GIVEN DATA:
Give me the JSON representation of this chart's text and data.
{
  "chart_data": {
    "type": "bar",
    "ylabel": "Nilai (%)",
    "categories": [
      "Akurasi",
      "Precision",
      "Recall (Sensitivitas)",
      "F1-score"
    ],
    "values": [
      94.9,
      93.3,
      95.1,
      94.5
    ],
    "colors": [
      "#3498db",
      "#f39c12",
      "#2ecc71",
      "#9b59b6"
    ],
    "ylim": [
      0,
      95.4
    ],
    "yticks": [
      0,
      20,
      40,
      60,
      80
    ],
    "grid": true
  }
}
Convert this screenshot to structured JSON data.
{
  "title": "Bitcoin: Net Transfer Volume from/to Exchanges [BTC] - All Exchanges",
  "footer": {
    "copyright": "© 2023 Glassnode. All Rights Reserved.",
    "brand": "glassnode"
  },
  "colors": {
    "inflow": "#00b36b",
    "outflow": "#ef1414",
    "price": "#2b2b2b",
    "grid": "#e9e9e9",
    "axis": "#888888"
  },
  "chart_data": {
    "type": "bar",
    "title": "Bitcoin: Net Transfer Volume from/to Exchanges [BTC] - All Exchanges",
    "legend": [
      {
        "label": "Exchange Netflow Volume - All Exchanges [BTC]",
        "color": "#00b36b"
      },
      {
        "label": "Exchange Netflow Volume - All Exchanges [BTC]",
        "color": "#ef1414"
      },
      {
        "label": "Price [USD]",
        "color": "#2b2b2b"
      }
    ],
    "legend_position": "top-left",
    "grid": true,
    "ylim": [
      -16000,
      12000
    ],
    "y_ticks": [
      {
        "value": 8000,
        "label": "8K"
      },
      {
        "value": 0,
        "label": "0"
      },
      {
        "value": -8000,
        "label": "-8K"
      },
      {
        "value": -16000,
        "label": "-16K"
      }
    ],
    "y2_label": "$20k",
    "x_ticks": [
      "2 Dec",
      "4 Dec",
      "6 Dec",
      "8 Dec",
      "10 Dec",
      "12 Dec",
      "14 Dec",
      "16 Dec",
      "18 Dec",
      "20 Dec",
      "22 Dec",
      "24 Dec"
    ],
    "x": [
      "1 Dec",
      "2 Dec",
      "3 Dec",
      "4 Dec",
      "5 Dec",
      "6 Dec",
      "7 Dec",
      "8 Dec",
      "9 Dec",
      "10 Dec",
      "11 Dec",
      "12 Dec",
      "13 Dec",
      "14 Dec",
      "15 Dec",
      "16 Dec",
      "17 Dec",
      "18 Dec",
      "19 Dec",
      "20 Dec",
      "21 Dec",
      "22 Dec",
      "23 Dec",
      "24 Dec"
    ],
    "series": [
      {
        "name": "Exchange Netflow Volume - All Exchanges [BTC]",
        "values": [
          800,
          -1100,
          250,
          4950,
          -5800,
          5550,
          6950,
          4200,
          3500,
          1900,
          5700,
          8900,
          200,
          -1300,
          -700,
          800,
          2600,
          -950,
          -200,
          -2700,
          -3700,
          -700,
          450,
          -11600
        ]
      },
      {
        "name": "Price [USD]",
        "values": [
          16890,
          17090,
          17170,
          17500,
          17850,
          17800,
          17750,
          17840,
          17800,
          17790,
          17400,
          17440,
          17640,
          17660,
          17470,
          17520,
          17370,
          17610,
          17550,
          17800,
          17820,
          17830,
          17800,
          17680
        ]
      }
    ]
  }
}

REQUIRED WORK:
Transcribe all lines as written.

SOLUTION TO THIS TASK:
Give me the JSON representation of this chart's text and data.
{
  "chart_data": {
    "type": "bar",
    "ylabel": "Nilai (%)",
    "categories": [
      "Akurasi",
      "Precision",
      "Recall (Sensitivitas)",
      "F1-score"
    ],
    "values": [
      94.9,
      93.3,
      95.1,
      94.5
    ],
    "colors": [
      "#3498db",
      "#f39c12",
      "#2ecc71",
      "#9b59b6"
    ],
    "ylim": [
      0,
      95.4
    ],
    "yticks": [
      0,
      20,
      40,
      60,
      80
    ],
    "grid": true
  }
}
Convert this screenshot to structured JSON data.
{
  "title": "Bitcoin: Net Transfer Volume from/to Exchanges [BTC] - All Exchanges",
  "footer": {
    "copyright": "© 2023 Glassnode. All Rights Reserved.",
    "brand": "glassnode"
  },
  "colors": {
    "inflow": "#00b36b",
    "outflow": "#ef1414",
    "price": "#2b2b2b",
    "grid": "#e9e9e9",
    "axis": "#888888"
  },
  "chart_data": {
    "type": "bar",
    "title": "Bitcoin: Net Transfer Volume from/to Exchanges [BTC] - All Exchanges",
    "legend": [
      {
        "label": "Exchange Netflow Volume - All Exchanges [BTC]",
        "color": "#00b36b"
      },
      {
        "label": "Exchange Netflow Volume - All Exchanges [BTC]",
        "color": "#ef1414"
      },
      {
        "label": "Price [USD]",
        "color": "#2b2b2b"
      }
    ],
    "legend_position": "top-left",
    "grid": true,
    "ylim": [
      -16000,
      12000
    ],
    "y_ticks": [
      {
        "value": 8000,
        "label": "8K"
      },
      {
        "value": 0,
        "label": "0"
      },
      {
        "value": -8000,
        "label": "-8K"
      },
      {
        "value": -16000,
        "label": "-16K"
      }
    ],
    "y2_label": "$20k",
    "x_ticks": [
      "2 Dec",
      "4 Dec",
      "6 Dec",
      "8 Dec",
      "10 Dec",
      "12 Dec",
      "14 Dec",
      "16 Dec",
      "18 Dec",
      "20 Dec",
      "22 Dec",
      "24 Dec"
    ],
    "x": [
      "1 Dec",
      "2 Dec",
      "3 Dec",
      "4 Dec",
      "5 Dec",
      "6 Dec",
      "7 Dec",
      "8 Dec",
      "9 Dec",
      "10 Dec",
      "11 Dec",
      "12 Dec",
      "13 Dec",
      "14 Dec",
      "15 Dec",
      "16 Dec",
      "17 Dec",
      "18 Dec",
      "19 Dec",
      "20 Dec",
      "21 Dec",
      "22 Dec",
      "23 Dec",
      "24 Dec"
    ],
    "series": [
      {
        "name": "Exchange Netflow Volume - All Exchanges [BTC]",
        "values": [
          800,
          -1100,
          250,
          4950,
          -5800,
          5550,
          6950,
          4200,
          3500,
          1900,
          5700,
          8900,
          200,
          -1300,
          -700,
          800,
          2600,
          -950,
          -200,
          -2700,
          -3700,
          -700,
          450,
          -11600
        ]
      },
      {
        "name": "Price [USD]",
        "values": [
          16890,
          17090,
          17170,
          17500,
          17850,
          17800,
          17750,
          17840,
          17800,
          17790,
          17400,
          17440,
          17640,
          17660,
          17470,
          17520,
          17370,
          17610,
          17550,
          17800,
          17820,
          17830,
          17800,
          17680
        ]
      }
    ]
  }
}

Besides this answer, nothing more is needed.